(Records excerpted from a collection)
--------------------
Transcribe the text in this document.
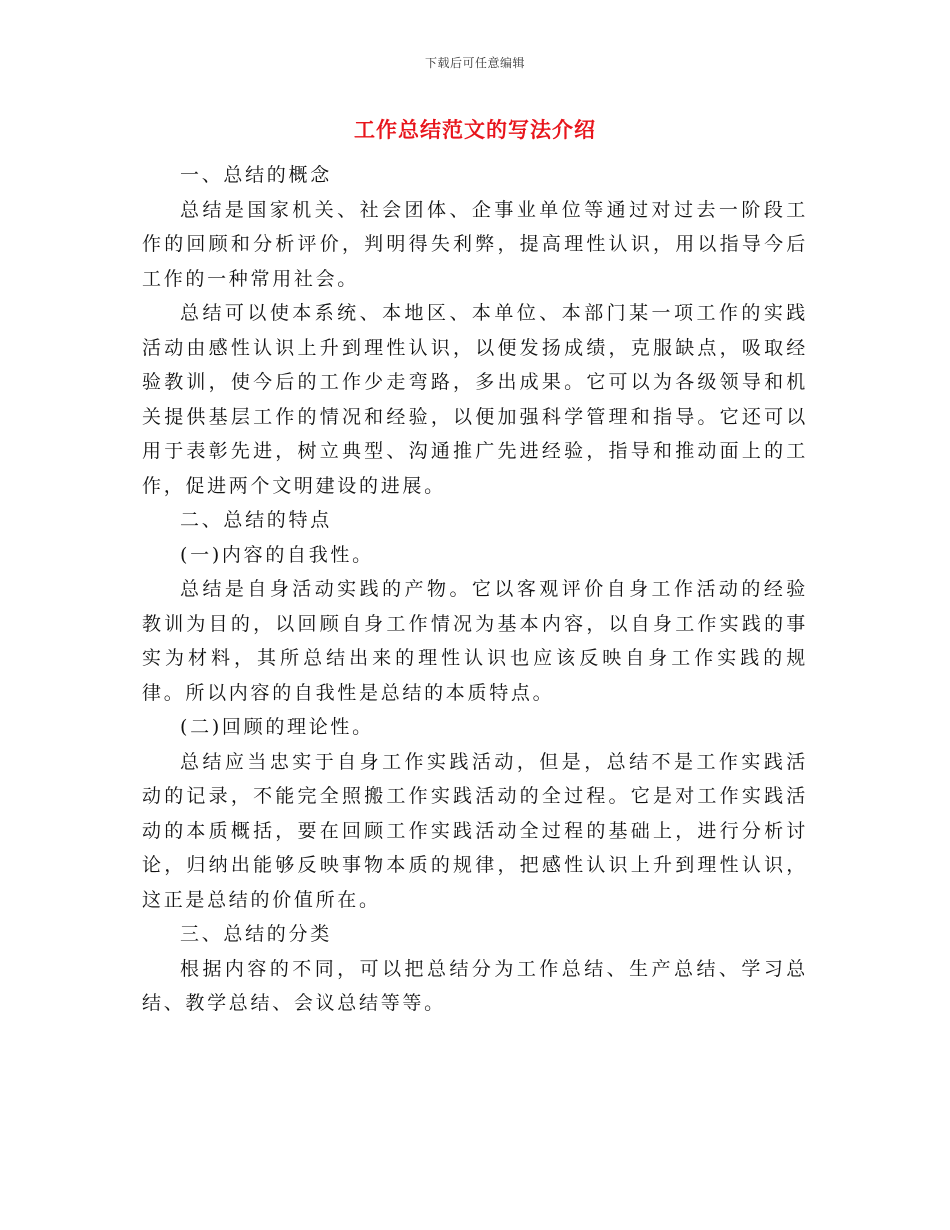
下载后可任意编辑
工作总结范文的写法介绍

一、总结的概念

总结是国家机关、社会团体、企事业单位等通过对过去一阶段工作的回顾和分析评价，判明得失利弊，提高理性认识，用以指导今后工作的一种常用社会。

总结可以使本系统、本地区、本单位、本部门某一项工作的实践活动由感性认识上升到理性认识，以便发扬成绩，克服缺点，吸取经验教训，使今后的工作少走弯路，多出成果。它可以为各级领导和机关提供基层工作的情况和经验，以便加强科学管理和指导。它还可以用于表彰先进，树立典型、沟通推广先进经验，指导和推动面上的工作，促进两个文明建设的进展。

二、总结的特点

(一)内容的自我性。

总结是自身活动实践的产物。它以客观评价自身工作活动的经验教训为目的，以回顾自身工作情况为基本内容，以自身工作实践的事实为材料，其所总结出来的理性认识也应该反映自身工作实践的规律。所以内容的自我性是总结的本质特点。

(二)回顾的理论性。

总结应当忠实于自身工作实践活动，但是，总结不是工作实践活动的记录，不能完全照搬工作实践活动的全过程。它是对工作实践活动的本质概括，要在回顾工作实践活动全过程的基础上，进行分析讨论，归纳出能够反映事物本质的规律，把感性认识上升到理性认识，这正是总结的价值所在。

三、总结的分类

根据内容的不同，可以把总结分为工作总结、生产总结、学习总结、教学总结、会议总结等等。
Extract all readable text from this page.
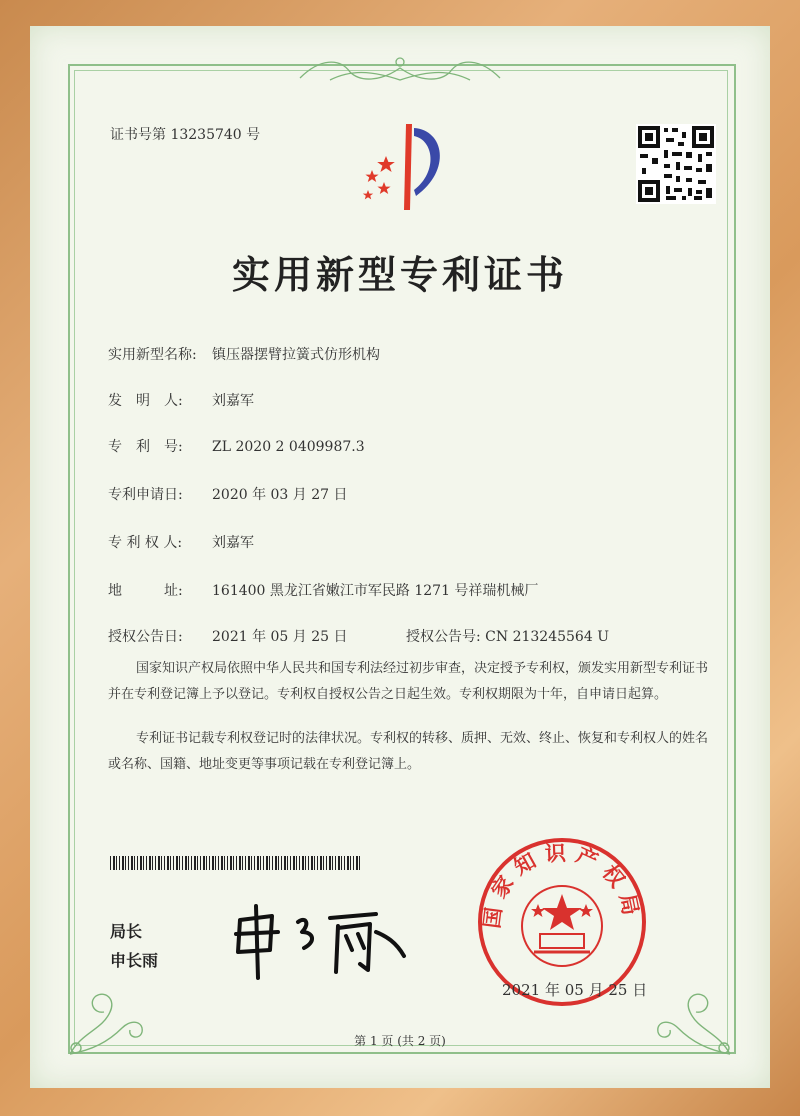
证书号第 13235740 号
实用新型专利证书
实用新型名称: 镇压器摆臂拉簧式仿形机构
发　明　人: 刘嘉军
专　利　号: ZL 2020 2 0409987.3
专利申请日: 2020 年 03 月 27 日
专 利 权 人: 刘嘉军
地　　　址: 161400 黑龙江省嫩江市军民路 1271 号祥瑞机械厂
授权公告日: 2021 年 05 月 25 日	授权公告号: CN 213245564 U
国家知识产权局依照中华人民共和国专利法经过初步审查，决定授予专利权，颁发实用新型专利证书并在专利登记簿上予以登记。专利权自授权公告之日起生效。专利权期限为十年，自申请日起算。
专利证书记载专利权登记时的法律状况。专利权的转移、质押、无效、终止、恢复和专利权人的姓名或名称、国籍、地址变更等事项记载在专利登记簿上。
局长
申长雨
国家知识产权局
2021 年 05 月 25 日
第 1 页 (共 2 页)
--------------------
• _To do_: What is the number of lines holding the word "text"? State it alone.

• _Answer for this exercise_: 2